:: EXERCISE INSTRUCTIONS ::
Search the material for the word "JSON" and report each line where it turns up.

Extracts from a graphics dataset:
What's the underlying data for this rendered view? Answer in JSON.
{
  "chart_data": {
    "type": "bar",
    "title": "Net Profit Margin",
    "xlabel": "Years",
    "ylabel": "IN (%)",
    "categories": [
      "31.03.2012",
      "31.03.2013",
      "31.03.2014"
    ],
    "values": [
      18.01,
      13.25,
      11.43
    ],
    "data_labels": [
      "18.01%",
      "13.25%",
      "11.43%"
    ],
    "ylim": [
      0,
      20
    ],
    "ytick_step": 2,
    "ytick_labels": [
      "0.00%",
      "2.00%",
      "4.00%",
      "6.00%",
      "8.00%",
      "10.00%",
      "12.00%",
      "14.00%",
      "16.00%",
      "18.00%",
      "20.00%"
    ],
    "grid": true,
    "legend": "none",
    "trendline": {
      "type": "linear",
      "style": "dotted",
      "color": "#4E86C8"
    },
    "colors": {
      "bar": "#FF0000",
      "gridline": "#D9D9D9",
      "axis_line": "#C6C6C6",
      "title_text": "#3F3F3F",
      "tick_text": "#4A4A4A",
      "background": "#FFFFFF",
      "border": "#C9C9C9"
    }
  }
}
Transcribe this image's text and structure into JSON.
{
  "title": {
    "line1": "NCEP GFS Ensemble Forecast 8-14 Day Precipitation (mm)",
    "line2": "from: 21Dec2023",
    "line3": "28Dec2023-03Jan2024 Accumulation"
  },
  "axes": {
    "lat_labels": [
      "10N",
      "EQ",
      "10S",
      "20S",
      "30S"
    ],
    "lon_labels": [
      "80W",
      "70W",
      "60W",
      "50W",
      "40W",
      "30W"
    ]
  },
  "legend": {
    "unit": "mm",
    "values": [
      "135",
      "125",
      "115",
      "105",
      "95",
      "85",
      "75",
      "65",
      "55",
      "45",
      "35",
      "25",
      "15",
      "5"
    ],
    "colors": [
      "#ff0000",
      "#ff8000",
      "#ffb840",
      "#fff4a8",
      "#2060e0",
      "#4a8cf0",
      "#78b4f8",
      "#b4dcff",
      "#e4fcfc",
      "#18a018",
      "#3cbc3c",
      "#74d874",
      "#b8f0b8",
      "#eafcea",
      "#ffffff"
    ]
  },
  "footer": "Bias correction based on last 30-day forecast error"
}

--

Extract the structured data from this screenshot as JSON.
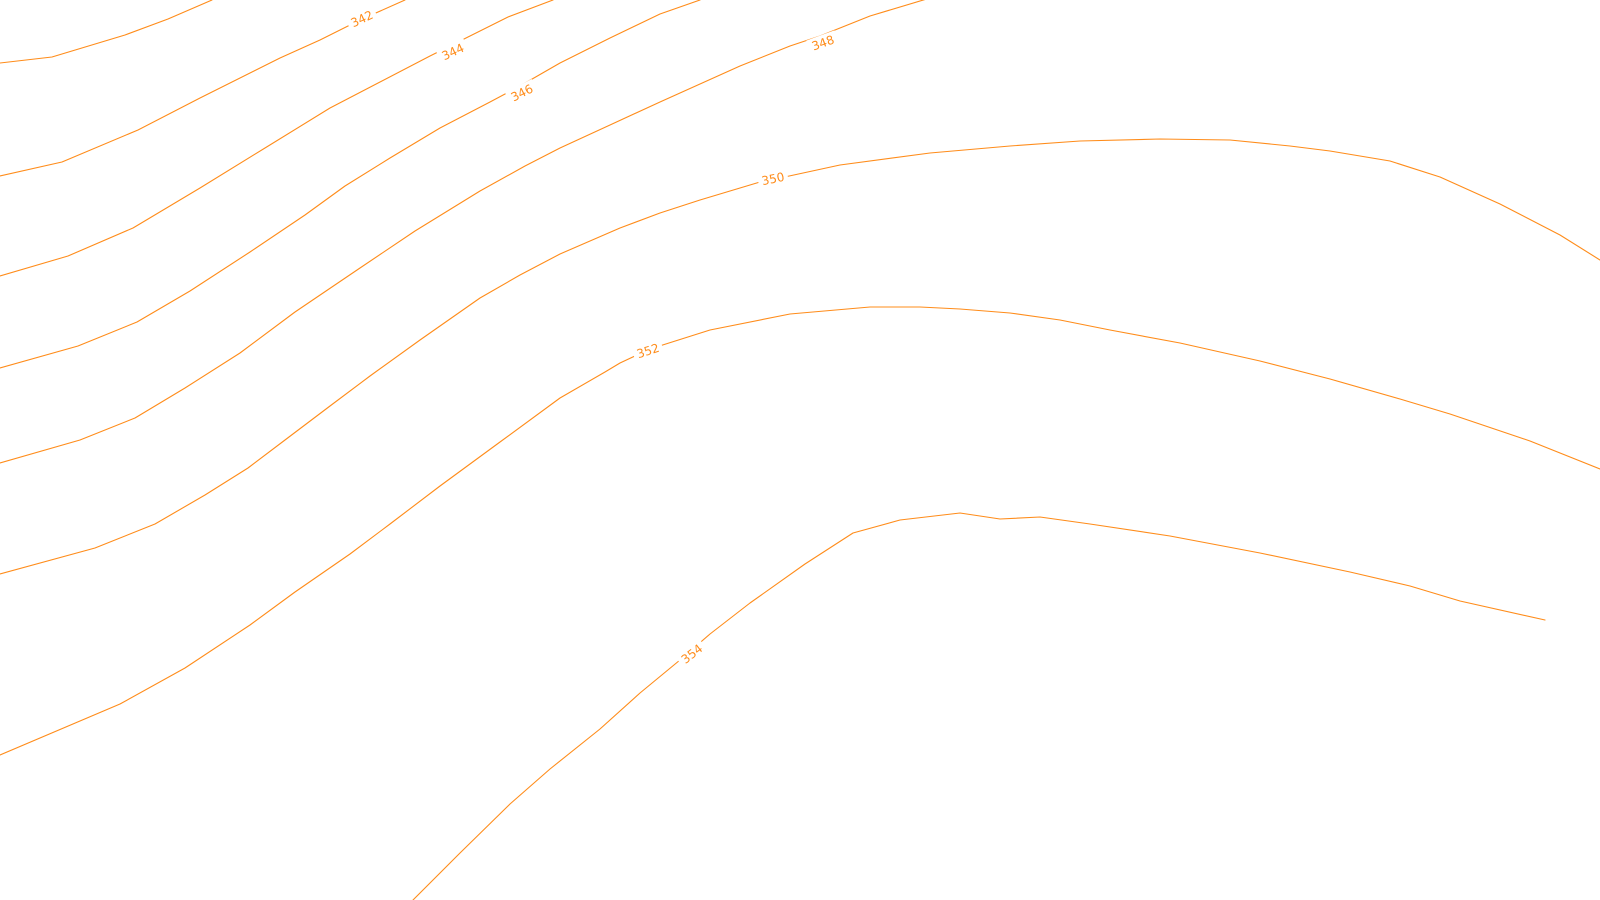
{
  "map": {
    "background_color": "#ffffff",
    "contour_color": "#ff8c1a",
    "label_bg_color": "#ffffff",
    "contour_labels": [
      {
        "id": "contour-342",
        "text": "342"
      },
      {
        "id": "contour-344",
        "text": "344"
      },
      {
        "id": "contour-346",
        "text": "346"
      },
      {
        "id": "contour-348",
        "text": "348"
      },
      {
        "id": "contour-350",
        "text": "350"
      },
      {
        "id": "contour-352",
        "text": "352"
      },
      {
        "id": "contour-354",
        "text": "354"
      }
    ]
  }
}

:: RESULT ::
What's the underlying data for this rendered view? Answer in JSON.
Transcribe this image's text and structure into JSON.
Extract the structured data from this screenshot as JSON.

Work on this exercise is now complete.